(Excerpt from a dataset)
=-=-=

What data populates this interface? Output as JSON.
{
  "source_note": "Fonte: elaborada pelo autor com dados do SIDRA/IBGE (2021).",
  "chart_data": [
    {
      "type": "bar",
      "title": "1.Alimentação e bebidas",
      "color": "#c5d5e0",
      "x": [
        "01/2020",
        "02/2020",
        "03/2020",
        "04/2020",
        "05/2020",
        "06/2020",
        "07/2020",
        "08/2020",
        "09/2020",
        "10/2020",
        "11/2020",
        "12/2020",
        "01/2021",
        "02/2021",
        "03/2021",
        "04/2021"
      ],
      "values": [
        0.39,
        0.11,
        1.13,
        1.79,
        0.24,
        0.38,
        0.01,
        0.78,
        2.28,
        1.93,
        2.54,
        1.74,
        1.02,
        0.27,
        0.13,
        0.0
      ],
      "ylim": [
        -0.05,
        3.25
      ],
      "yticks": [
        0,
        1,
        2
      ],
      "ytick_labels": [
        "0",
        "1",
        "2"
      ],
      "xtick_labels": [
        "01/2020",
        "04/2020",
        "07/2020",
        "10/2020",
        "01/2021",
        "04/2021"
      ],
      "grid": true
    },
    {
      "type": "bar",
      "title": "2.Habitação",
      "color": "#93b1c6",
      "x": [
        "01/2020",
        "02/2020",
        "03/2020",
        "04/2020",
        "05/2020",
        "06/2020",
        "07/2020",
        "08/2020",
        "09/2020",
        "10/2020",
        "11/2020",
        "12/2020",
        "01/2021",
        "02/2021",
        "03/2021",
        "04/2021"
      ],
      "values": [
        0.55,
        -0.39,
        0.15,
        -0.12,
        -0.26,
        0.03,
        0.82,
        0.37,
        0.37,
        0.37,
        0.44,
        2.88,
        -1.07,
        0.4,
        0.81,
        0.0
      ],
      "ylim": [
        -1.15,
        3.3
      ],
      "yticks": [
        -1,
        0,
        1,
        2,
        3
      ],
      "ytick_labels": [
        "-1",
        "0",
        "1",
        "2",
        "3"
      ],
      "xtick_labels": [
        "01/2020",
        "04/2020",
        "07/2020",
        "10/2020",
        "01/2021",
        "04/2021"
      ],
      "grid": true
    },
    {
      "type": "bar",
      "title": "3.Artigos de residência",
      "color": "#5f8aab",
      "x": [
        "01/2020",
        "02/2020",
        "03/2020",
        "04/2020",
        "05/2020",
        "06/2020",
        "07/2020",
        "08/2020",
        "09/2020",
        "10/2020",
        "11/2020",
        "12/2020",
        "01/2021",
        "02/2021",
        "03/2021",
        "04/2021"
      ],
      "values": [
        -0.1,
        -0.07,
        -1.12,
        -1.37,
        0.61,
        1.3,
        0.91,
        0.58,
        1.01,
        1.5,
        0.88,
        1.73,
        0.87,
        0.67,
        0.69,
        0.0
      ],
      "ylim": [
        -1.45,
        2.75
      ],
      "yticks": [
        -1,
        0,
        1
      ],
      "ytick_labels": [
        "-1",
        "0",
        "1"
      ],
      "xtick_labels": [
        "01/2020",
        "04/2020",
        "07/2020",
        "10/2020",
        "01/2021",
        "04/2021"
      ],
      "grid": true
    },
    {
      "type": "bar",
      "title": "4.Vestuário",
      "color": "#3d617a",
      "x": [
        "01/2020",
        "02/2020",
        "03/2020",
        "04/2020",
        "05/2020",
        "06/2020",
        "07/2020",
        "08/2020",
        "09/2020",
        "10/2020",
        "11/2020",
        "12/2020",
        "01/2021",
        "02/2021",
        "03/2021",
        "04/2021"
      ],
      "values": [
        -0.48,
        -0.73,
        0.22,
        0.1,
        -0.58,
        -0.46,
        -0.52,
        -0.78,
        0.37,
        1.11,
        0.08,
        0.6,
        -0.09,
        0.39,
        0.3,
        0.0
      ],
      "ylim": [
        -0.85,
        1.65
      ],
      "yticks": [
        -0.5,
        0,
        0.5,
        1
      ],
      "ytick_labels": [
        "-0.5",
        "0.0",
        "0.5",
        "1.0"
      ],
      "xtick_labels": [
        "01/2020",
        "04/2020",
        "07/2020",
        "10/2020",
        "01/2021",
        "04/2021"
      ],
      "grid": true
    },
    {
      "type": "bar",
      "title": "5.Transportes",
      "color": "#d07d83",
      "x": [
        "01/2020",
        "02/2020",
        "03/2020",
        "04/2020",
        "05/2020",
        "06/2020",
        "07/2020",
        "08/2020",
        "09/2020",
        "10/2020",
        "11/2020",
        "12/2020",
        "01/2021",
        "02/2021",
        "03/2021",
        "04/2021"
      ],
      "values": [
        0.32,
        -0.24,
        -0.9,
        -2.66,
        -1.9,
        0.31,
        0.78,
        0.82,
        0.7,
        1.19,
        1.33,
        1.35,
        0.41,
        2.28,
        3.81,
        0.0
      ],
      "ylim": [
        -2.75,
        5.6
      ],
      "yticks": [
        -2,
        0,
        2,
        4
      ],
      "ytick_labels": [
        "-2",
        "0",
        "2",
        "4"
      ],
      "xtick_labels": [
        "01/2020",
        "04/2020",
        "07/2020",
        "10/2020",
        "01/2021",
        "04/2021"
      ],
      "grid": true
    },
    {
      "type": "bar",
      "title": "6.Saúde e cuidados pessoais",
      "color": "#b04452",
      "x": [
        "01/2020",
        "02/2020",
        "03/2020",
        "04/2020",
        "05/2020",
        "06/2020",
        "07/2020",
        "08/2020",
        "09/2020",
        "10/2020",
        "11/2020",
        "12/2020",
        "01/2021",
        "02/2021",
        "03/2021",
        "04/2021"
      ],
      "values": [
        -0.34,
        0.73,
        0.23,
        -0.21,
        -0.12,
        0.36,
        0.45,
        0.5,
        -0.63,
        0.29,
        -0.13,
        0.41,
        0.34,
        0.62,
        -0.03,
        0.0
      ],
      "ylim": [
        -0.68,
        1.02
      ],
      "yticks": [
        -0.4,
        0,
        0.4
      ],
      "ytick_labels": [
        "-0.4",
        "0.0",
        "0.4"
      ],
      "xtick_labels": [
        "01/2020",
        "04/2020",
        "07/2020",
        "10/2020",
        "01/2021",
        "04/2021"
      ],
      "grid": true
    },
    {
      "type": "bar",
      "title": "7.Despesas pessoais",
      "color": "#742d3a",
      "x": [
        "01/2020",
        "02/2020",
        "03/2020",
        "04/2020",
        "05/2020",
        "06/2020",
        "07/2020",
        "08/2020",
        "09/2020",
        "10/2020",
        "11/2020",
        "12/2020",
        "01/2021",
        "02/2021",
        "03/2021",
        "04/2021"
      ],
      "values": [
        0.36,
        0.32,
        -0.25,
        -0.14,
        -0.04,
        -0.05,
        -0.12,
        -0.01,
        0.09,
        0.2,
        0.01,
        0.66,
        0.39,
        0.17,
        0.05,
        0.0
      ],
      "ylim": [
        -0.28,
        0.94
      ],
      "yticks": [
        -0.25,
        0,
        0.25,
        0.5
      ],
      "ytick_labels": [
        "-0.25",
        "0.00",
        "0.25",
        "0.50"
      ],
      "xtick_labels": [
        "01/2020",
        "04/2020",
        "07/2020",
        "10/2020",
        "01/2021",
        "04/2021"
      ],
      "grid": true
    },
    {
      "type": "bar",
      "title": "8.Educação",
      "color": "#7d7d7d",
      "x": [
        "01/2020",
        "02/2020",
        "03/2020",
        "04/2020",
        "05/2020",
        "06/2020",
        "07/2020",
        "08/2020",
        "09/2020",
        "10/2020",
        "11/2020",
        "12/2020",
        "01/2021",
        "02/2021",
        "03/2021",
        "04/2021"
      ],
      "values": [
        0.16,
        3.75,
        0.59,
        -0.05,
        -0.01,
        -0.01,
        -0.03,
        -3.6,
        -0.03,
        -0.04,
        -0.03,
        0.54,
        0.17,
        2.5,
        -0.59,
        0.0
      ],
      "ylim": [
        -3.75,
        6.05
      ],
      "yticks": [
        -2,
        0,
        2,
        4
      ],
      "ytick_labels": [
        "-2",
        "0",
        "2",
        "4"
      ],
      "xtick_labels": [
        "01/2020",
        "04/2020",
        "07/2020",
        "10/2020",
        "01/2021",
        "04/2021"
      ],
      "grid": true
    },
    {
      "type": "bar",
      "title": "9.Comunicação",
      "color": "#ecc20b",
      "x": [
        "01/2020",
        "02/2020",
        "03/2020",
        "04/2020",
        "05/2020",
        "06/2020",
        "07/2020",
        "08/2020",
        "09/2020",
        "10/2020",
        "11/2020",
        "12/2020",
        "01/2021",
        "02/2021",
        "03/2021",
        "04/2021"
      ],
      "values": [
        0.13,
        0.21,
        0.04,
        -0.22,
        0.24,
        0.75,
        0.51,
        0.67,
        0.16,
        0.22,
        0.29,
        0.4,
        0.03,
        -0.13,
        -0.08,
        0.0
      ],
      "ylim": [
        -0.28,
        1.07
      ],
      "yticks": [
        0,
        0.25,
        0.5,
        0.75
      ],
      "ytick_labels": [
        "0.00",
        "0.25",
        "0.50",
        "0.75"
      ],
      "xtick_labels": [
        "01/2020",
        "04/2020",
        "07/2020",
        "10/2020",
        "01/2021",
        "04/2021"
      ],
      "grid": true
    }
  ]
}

=-=-=

Every line above that contains the word "color" should be reported.

> Result:
      "color": "#c5d5e0",
      "color": "#93b1c6",
      "color": "#5f8aab",
      "color": "#3d617a",
      "color": "#d07d83",
      "color": "#b04452",
      "color": "#742d3a",
      "color": "#7d7d7d",
      "color": "#ecc20b",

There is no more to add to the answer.